Set task> Note each line where "title" appears, and copy it.

──────── Exercise data ────────

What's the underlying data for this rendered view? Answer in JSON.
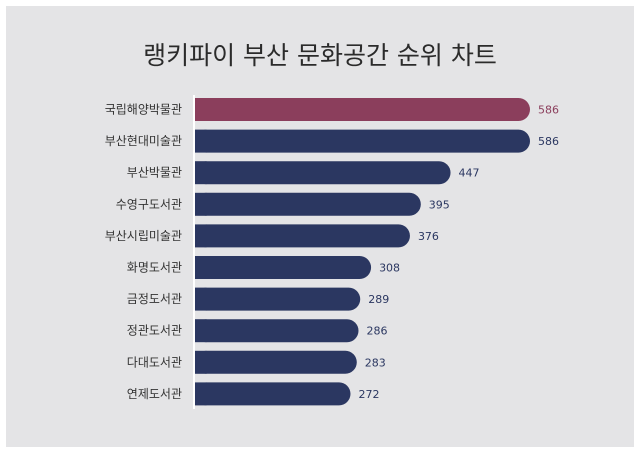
{
  "title": "랭키파이 부산 문화공간 순위 차트",
  "colors": {
    "highlight": "#8b3e5c",
    "bar": "#2b3761",
    "background": "#e4e4e6"
  },
  "chart_data": {
    "type": "bar",
    "orientation": "horizontal",
    "title": "랭키파이 부산 문화공간 순위 차트",
    "categories": [
      "국립해양박물관",
      "부산현대미술관",
      "부산박물관",
      "수영구도서관",
      "부산시립미술관",
      "화명도서관",
      "금정도서관",
      "정관도서관",
      "다대도서관",
      "연제도서관"
    ],
    "values": [
      586,
      586,
      447,
      395,
      376,
      308,
      289,
      286,
      283,
      272
    ],
    "highlight_index": 0,
    "xlim": [
      0,
      586
    ],
    "grid": false,
    "legend": "none"
  }
}
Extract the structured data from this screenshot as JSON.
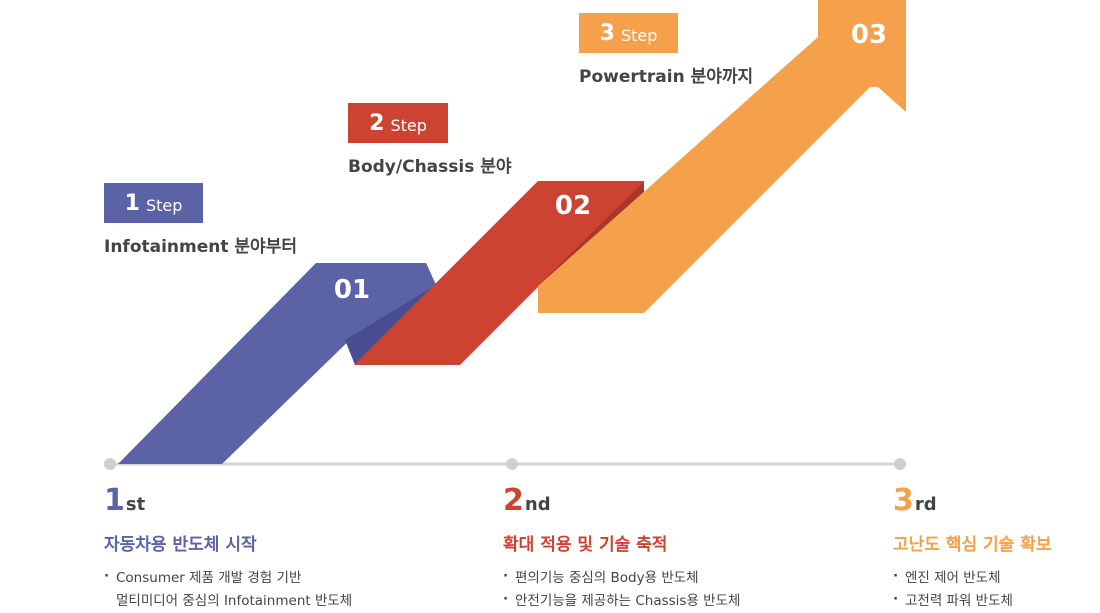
{
  "colors": {
    "blue": "#5b62a6",
    "red": "#cc4431",
    "orange": "#f5a04a",
    "line": "#d6d6d6",
    "dot": "#cfcfcf"
  },
  "steps": [
    {
      "num": "1",
      "word": "Step",
      "caption": "Infotainment 분야부터",
      "arrow_label": "01"
    },
    {
      "num": "2",
      "word": "Step",
      "caption": "Body/Chassis 분야",
      "arrow_label": "02"
    },
    {
      "num": "3",
      "word": "Step",
      "caption": "Powertrain 분야까지",
      "arrow_label": "03"
    }
  ],
  "stages": [
    {
      "num": "1",
      "suffix": "st",
      "title": "자동차용 반도체 시작",
      "items": [
        "Consumer 제품 개발 경험 기반",
        "멀티미디어 중심의 Infotainment 반도체"
      ]
    },
    {
      "num": "2",
      "suffix": "nd",
      "title": "확대 적용 및 기술 축적",
      "items": [
        "편의기능 중심의 Body용 반도체",
        "안전기능을 제공하는 Chassis용 반도체"
      ]
    },
    {
      "num": "3",
      "suffix": "rd",
      "title": "고난도 핵심 기술 확보",
      "items": [
        "엔진 제어 반도체",
        "고전력 파워 반도체"
      ]
    }
  ]
}
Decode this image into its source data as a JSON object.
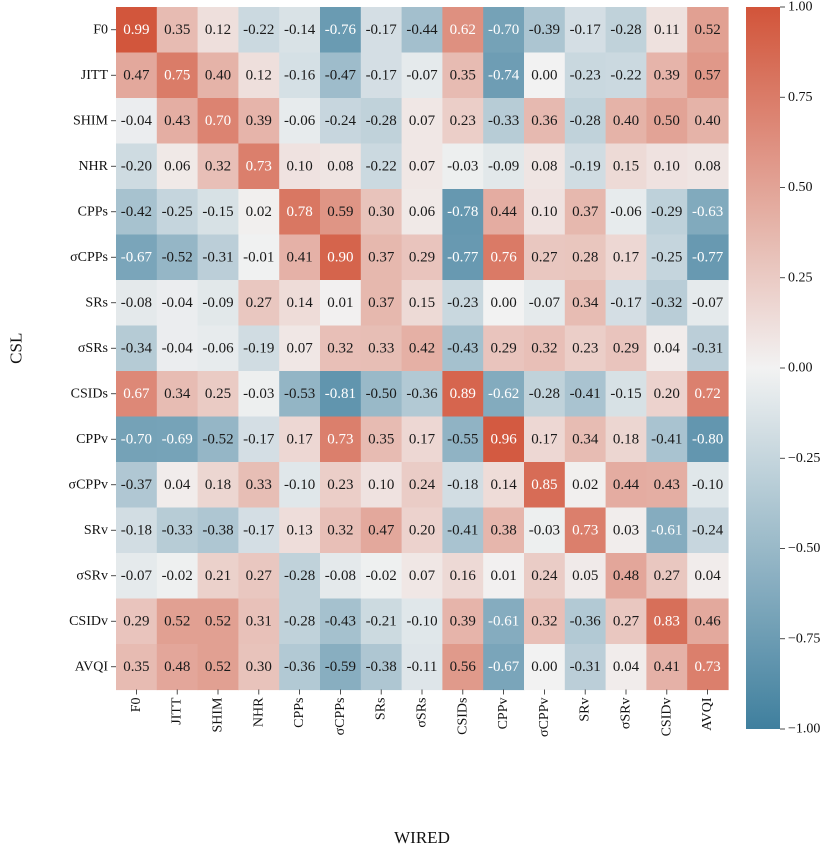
{
  "chart_data": {
    "type": "heatmap",
    "xlabel": "WIRED",
    "ylabel": "CSL",
    "x_categories": [
      "F0",
      "JITT",
      "SHIM",
      "NHR",
      "CPPs",
      "σCPPs",
      "SRs",
      "σSRs",
      "CSIDs",
      "CPPv",
      "σCPPv",
      "SRv",
      "σSRv",
      "CSIDv",
      "AVQI"
    ],
    "y_categories": [
      "F0",
      "JITT",
      "SHIM",
      "NHR",
      "CPPs",
      "σCPPs",
      "SRs",
      "σSRs",
      "CSIDs",
      "CPPv",
      "σCPPv",
      "SRv",
      "σSRv",
      "CSIDv",
      "AVQI"
    ],
    "values": [
      [
        0.99,
        0.35,
        0.12,
        -0.22,
        -0.14,
        -0.76,
        -0.17,
        -0.44,
        0.62,
        -0.7,
        -0.39,
        -0.17,
        -0.28,
        0.11,
        0.52
      ],
      [
        0.47,
        0.75,
        0.4,
        0.12,
        -0.16,
        -0.47,
        -0.17,
        -0.07,
        0.35,
        -0.74,
        -0.0,
        -0.23,
        -0.22,
        0.39,
        0.57
      ],
      [
        -0.04,
        0.43,
        0.7,
        0.39,
        -0.06,
        -0.24,
        -0.28,
        0.07,
        0.23,
        -0.33,
        0.36,
        -0.28,
        0.4,
        0.5,
        0.4
      ],
      [
        -0.2,
        0.06,
        0.32,
        0.73,
        0.1,
        0.08,
        -0.22,
        0.07,
        -0.03,
        -0.09,
        0.08,
        -0.19,
        0.15,
        0.1,
        0.08
      ],
      [
        -0.42,
        -0.25,
        -0.15,
        0.02,
        0.78,
        0.59,
        0.3,
        0.06,
        -0.78,
        0.44,
        0.1,
        0.37,
        -0.06,
        -0.29,
        -0.63
      ],
      [
        -0.67,
        -0.52,
        -0.31,
        -0.01,
        0.41,
        0.9,
        0.37,
        0.29,
        -0.77,
        0.76,
        0.27,
        0.28,
        0.17,
        -0.25,
        -0.77
      ],
      [
        -0.08,
        -0.04,
        -0.09,
        0.27,
        0.14,
        0.01,
        0.37,
        0.15,
        -0.23,
        -0.0,
        -0.07,
        0.34,
        -0.17,
        -0.32,
        -0.07
      ],
      [
        -0.34,
        -0.04,
        -0.06,
        -0.19,
        0.07,
        0.32,
        0.33,
        0.42,
        -0.43,
        0.29,
        0.32,
        0.23,
        0.29,
        0.04,
        -0.31
      ],
      [
        0.67,
        0.34,
        0.25,
        -0.03,
        -0.53,
        -0.81,
        -0.5,
        -0.36,
        0.89,
        -0.62,
        -0.28,
        -0.41,
        -0.15,
        0.2,
        0.72
      ],
      [
        -0.7,
        -0.69,
        -0.52,
        -0.17,
        0.17,
        0.73,
        0.35,
        0.17,
        -0.55,
        0.96,
        0.17,
        0.34,
        0.18,
        -0.41,
        -0.8
      ],
      [
        -0.37,
        0.04,
        0.18,
        0.33,
        -0.1,
        0.23,
        0.1,
        0.24,
        -0.18,
        0.14,
        0.85,
        0.02,
        0.44,
        0.43,
        -0.1
      ],
      [
        -0.18,
        -0.33,
        -0.38,
        -0.17,
        0.13,
        0.32,
        0.47,
        0.2,
        -0.41,
        0.38,
        -0.03,
        0.73,
        0.03,
        -0.61,
        -0.24
      ],
      [
        -0.07,
        -0.02,
        0.21,
        0.27,
        -0.28,
        -0.08,
        -0.02,
        0.07,
        0.16,
        0.01,
        0.24,
        0.05,
        0.48,
        0.27,
        0.04
      ],
      [
        0.29,
        0.52,
        0.52,
        0.31,
        -0.28,
        -0.43,
        -0.21,
        -0.1,
        0.39,
        -0.61,
        0.32,
        -0.36,
        0.27,
        0.83,
        0.46
      ],
      [
        0.35,
        0.48,
        0.52,
        0.3,
        -0.36,
        -0.59,
        -0.38,
        -0.11,
        0.56,
        -0.67,
        0.0,
        -0.31,
        0.04,
        0.41,
        0.73
      ]
    ],
    "value_range": [
      -1.0,
      1.0
    ],
    "colorbar": {
      "ticks": [
        1.0,
        0.75,
        0.5,
        0.25,
        0.0,
        -0.25,
        -0.5,
        -0.75,
        -1.0
      ],
      "tick_labels": [
        "1.00",
        "0.75",
        "0.50",
        "0.25",
        "0.00",
        "−0.25",
        "−0.50",
        "−0.75",
        "−1.00"
      ],
      "low_color": "#3f7f9e",
      "mid_color": "#f2f2f2",
      "high_color": "#d2543a"
    },
    "annotations": true,
    "grid": false
  }
}
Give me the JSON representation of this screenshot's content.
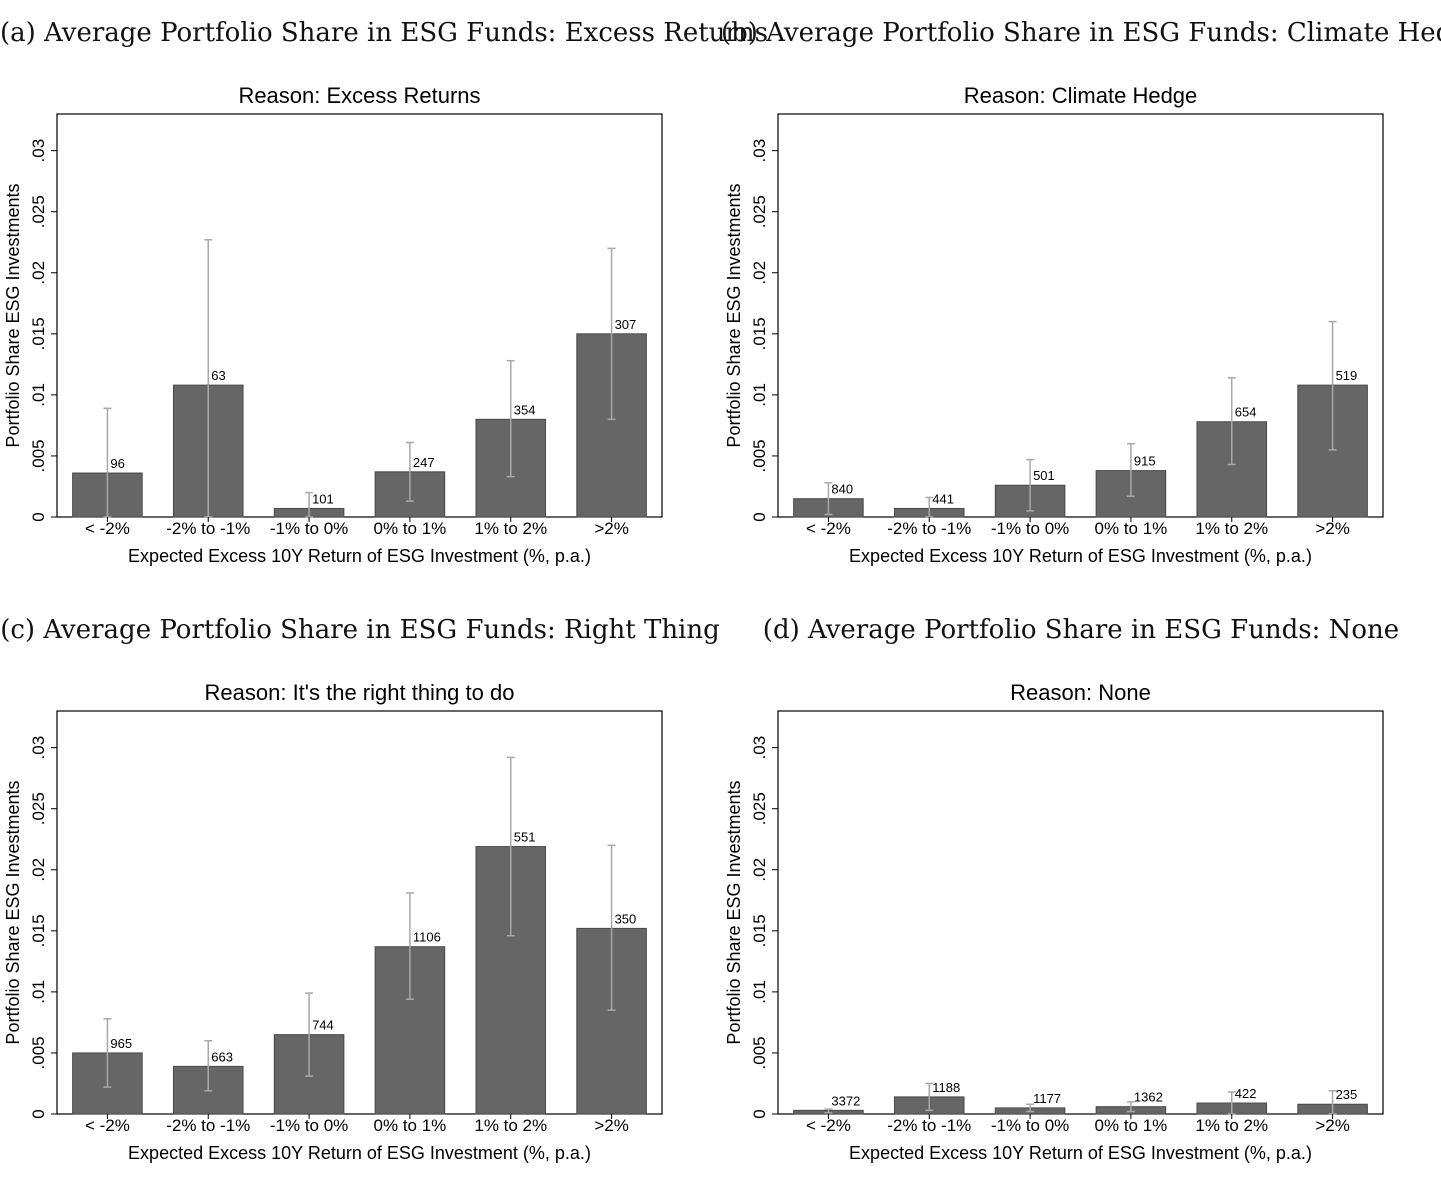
{
  "colors": {
    "bar": "#666666",
    "bar_edge": "#4a4a4a",
    "error_bar": "#a8a8a8",
    "frame": "#000000"
  },
  "chart_data": [
    {
      "type": "bar",
      "caption": "(a)  Average Portfolio Share in ESG Funds: Excess Returns",
      "title": "Reason: Excess Returns",
      "xlabel": "Expected Excess 10Y Return of ESG Investment (%, p.a.)",
      "ylabel": "Portfolio Share ESG Investments",
      "ylim": [
        0,
        0.033
      ],
      "yticks": [
        "0",
        ".005",
        ".01",
        ".015",
        ".02",
        ".025",
        ".03"
      ],
      "ytick_values": [
        0,
        0.005,
        0.01,
        0.015,
        0.02,
        0.025,
        0.03
      ],
      "categories": [
        "< -2%",
        "-2% to -1%",
        "-1% to 0%",
        "0% to 1%",
        "1% to 2%",
        ">2%"
      ],
      "values": [
        0.0036,
        0.0108,
        0.0007,
        0.0037,
        0.008,
        0.015
      ],
      "ci_low": [
        0.0,
        0.0,
        0.0,
        0.0013,
        0.0033,
        0.008
      ],
      "ci_high": [
        0.0089,
        0.0227,
        0.002,
        0.0061,
        0.0128,
        0.022
      ],
      "n_labels": [
        "96",
        "63",
        "101",
        "247",
        "354",
        "307"
      ]
    },
    {
      "type": "bar",
      "caption": "(b)  Average Portfolio Share in ESG Funds: Climate Hedge",
      "title": "Reason: Climate Hedge",
      "xlabel": "Expected Excess 10Y Return of ESG Investment (%, p.a.)",
      "ylabel": "Portfolio Share ESG Investments",
      "ylim": [
        0,
        0.033
      ],
      "yticks": [
        "0",
        ".005",
        ".01",
        ".015",
        ".02",
        ".025",
        ".03"
      ],
      "ytick_values": [
        0,
        0.005,
        0.01,
        0.015,
        0.02,
        0.025,
        0.03
      ],
      "categories": [
        "< -2%",
        "-2% to -1%",
        "-1% to 0%",
        "0% to 1%",
        "1% to 2%",
        ">2%"
      ],
      "values": [
        0.0015,
        0.0007,
        0.0026,
        0.0038,
        0.0078,
        0.0108
      ],
      "ci_low": [
        0.0002,
        0.0,
        0.0005,
        0.0017,
        0.0043,
        0.0055
      ],
      "ci_high": [
        0.0028,
        0.0016,
        0.0047,
        0.006,
        0.0114,
        0.016
      ],
      "n_labels": [
        "840",
        "441",
        "501",
        "915",
        "654",
        "519"
      ]
    },
    {
      "type": "bar",
      "caption": "(c)  Average Portfolio Share in ESG Funds: Right Thing",
      "title": "Reason: It's the right thing to do",
      "xlabel": "Expected Excess 10Y Return of ESG Investment (%, p.a.)",
      "ylabel": "Portfolio Share ESG Investments",
      "ylim": [
        0,
        0.033
      ],
      "yticks": [
        "0",
        ".005",
        ".01",
        ".015",
        ".02",
        ".025",
        ".03"
      ],
      "ytick_values": [
        0,
        0.005,
        0.01,
        0.015,
        0.02,
        0.025,
        0.03
      ],
      "categories": [
        "< -2%",
        "-2% to -1%",
        "-1% to 0%",
        "0% to 1%",
        "1% to 2%",
        ">2%"
      ],
      "values": [
        0.005,
        0.0039,
        0.0065,
        0.0137,
        0.0219,
        0.0152
      ],
      "ci_low": [
        0.0022,
        0.0019,
        0.0031,
        0.0094,
        0.0146,
        0.0085
      ],
      "ci_high": [
        0.0078,
        0.006,
        0.0099,
        0.0181,
        0.0292,
        0.022
      ],
      "n_labels": [
        "965",
        "663",
        "744",
        "1106",
        "551",
        "350"
      ]
    },
    {
      "type": "bar",
      "caption": "(d)  Average Portfolio Share in ESG Funds: None",
      "title": "Reason: None",
      "xlabel": "Expected Excess 10Y Return of ESG Investment (%, p.a.)",
      "ylabel": "Portfolio Share ESG Investments",
      "ylim": [
        0,
        0.033
      ],
      "yticks": [
        "0",
        ".005",
        ".01",
        ".015",
        ".02",
        ".025",
        ".03"
      ],
      "ytick_values": [
        0,
        0.005,
        0.01,
        0.015,
        0.02,
        0.025,
        0.03
      ],
      "categories": [
        "< -2%",
        "-2% to -1%",
        "-1% to 0%",
        "0% to 1%",
        "1% to 2%",
        ">2%"
      ],
      "values": [
        0.0003,
        0.0014,
        0.0005,
        0.0006,
        0.0009,
        0.0008
      ],
      "ci_low": [
        0.0001,
        0.0003,
        0.0002,
        0.0002,
        0.0,
        0.0
      ],
      "ci_high": [
        0.0004,
        0.0025,
        0.0008,
        0.001,
        0.0018,
        0.0019
      ],
      "n_labels": [
        "3372",
        "1188",
        "1177",
        "1362",
        "422",
        "235"
      ]
    }
  ]
}
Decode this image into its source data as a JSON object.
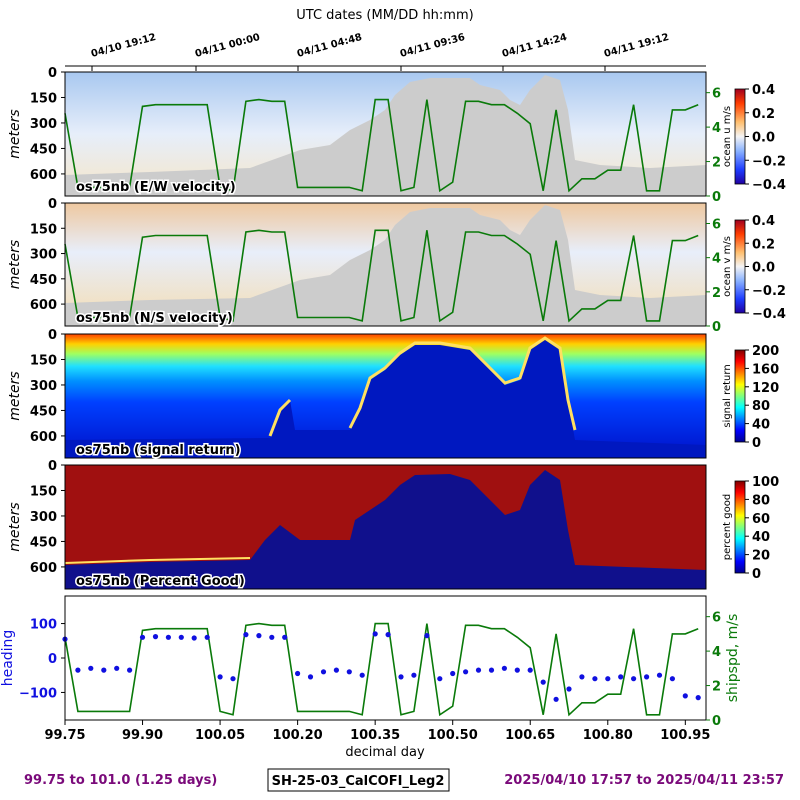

────────

Answer to this exercise>
  "title": "랭키파이 부산 문화공간 순위 차트",
    "title": "랭키파이 부산 문화공간 순위 차트",
      "title": "자동차용 반도체 시작",
      "title": "확대 적용 및 기술 축적",
      "title": "고난도 핵심 기술 확보",
      "title": "Reason: Excess Returns",
      "title": "Reason: Climate Hedge",
      "title": "Reason: It's the right thing to do",
      "title": "Reason: None",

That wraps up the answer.